■ **PROBLEM**: Check each line of the data for "систему" and select those that have it.

■ **STORED ROWS**:
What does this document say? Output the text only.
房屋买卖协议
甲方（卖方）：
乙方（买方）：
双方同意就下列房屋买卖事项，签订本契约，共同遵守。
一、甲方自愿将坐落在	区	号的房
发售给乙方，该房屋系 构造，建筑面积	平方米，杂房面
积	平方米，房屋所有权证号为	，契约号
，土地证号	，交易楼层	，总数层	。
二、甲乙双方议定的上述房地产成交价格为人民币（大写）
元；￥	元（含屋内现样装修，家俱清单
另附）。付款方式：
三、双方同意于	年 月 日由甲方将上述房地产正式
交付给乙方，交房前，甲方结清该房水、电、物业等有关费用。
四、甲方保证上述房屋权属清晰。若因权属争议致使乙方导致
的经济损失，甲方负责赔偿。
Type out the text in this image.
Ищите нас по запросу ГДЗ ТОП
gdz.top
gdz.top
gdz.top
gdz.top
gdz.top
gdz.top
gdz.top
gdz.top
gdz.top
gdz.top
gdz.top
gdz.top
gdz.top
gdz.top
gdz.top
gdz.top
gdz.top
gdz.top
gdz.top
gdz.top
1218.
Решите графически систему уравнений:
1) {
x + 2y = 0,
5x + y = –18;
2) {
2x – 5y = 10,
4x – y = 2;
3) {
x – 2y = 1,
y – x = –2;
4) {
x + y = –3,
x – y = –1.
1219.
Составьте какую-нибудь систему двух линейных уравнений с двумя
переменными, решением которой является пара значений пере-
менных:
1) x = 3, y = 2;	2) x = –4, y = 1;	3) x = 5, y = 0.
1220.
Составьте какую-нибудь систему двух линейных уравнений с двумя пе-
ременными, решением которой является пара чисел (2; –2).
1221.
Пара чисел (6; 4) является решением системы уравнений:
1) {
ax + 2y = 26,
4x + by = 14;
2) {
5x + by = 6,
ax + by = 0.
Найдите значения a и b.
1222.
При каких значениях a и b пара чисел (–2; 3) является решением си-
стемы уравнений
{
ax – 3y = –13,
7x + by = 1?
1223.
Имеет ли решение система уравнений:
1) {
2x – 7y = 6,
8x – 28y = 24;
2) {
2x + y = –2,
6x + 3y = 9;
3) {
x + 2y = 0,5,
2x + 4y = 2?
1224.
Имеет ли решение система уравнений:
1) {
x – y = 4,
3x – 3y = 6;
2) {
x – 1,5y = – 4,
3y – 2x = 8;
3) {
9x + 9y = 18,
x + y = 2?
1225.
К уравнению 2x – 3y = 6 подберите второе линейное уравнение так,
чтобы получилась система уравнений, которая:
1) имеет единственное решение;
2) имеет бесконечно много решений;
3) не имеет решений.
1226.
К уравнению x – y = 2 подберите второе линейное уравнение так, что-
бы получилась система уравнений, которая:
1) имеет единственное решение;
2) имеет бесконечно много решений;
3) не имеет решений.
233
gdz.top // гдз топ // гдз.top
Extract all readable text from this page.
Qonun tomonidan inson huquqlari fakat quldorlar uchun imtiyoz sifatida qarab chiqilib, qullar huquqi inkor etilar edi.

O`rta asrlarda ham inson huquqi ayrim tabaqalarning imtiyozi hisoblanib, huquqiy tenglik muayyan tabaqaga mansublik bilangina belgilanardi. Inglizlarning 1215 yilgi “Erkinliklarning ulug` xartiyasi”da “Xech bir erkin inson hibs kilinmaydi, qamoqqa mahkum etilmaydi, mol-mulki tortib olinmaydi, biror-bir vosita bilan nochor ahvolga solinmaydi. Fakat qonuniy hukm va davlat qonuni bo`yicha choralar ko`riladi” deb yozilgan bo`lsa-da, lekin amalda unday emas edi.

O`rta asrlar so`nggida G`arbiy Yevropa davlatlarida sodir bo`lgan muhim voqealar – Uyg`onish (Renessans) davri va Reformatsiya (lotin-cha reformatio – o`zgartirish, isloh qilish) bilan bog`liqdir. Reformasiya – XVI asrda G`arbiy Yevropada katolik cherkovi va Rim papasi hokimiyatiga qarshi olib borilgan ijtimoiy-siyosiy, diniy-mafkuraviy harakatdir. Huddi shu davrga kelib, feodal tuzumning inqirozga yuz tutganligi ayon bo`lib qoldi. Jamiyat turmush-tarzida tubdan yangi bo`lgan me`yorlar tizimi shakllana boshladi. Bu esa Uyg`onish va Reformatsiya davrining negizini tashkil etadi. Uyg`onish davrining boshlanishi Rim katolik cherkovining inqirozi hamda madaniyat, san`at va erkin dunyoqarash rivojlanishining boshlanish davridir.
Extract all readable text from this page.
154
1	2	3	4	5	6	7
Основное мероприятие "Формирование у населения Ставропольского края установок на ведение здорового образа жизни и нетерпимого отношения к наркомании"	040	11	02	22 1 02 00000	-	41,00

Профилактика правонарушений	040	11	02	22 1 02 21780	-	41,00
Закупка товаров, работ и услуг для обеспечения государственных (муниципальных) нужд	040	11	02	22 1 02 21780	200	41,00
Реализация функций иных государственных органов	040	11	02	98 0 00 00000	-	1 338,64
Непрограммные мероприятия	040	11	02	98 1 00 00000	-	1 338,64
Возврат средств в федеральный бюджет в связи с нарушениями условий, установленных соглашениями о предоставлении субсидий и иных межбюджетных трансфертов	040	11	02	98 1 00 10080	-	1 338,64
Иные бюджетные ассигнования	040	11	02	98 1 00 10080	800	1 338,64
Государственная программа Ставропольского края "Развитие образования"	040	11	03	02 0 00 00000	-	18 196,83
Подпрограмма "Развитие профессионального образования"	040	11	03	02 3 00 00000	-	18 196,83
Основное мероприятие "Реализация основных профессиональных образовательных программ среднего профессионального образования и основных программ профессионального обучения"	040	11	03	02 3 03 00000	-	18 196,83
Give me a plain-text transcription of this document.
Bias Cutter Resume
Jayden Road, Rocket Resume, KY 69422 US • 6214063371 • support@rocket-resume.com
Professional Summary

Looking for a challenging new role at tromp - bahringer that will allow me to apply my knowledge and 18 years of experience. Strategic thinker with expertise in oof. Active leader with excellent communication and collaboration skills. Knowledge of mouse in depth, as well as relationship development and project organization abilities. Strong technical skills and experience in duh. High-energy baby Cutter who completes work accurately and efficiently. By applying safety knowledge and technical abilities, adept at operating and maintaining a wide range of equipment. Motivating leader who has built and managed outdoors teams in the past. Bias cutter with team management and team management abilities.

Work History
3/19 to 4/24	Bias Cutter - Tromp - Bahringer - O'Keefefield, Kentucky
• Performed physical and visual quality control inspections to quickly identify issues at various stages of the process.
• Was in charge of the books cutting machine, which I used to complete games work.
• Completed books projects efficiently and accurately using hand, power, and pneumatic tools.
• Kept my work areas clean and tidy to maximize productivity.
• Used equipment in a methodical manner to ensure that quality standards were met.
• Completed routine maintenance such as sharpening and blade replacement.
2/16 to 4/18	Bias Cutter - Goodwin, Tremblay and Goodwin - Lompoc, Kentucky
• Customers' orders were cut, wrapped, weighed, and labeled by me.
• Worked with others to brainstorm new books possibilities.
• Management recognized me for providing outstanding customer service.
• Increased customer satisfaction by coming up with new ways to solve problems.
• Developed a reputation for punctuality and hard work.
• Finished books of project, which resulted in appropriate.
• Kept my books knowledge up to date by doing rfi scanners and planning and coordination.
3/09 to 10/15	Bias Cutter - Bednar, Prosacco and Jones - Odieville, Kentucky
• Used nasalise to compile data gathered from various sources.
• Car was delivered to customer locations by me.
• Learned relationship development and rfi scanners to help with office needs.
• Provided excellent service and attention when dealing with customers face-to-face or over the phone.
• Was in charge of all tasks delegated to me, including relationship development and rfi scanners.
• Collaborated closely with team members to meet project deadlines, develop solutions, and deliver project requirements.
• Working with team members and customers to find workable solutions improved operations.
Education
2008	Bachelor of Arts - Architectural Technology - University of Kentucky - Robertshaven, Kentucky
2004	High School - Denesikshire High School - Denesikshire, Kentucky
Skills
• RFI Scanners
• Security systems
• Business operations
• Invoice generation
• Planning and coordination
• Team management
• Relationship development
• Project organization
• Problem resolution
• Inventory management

■ **TASK SOLUTION**:
Решите графически систему уравнений:
Составьте какую-нибудь систему двух линейных уравнений с двумя
Составьте какую-нибудь систему двух линейных уравнений с двумя пе-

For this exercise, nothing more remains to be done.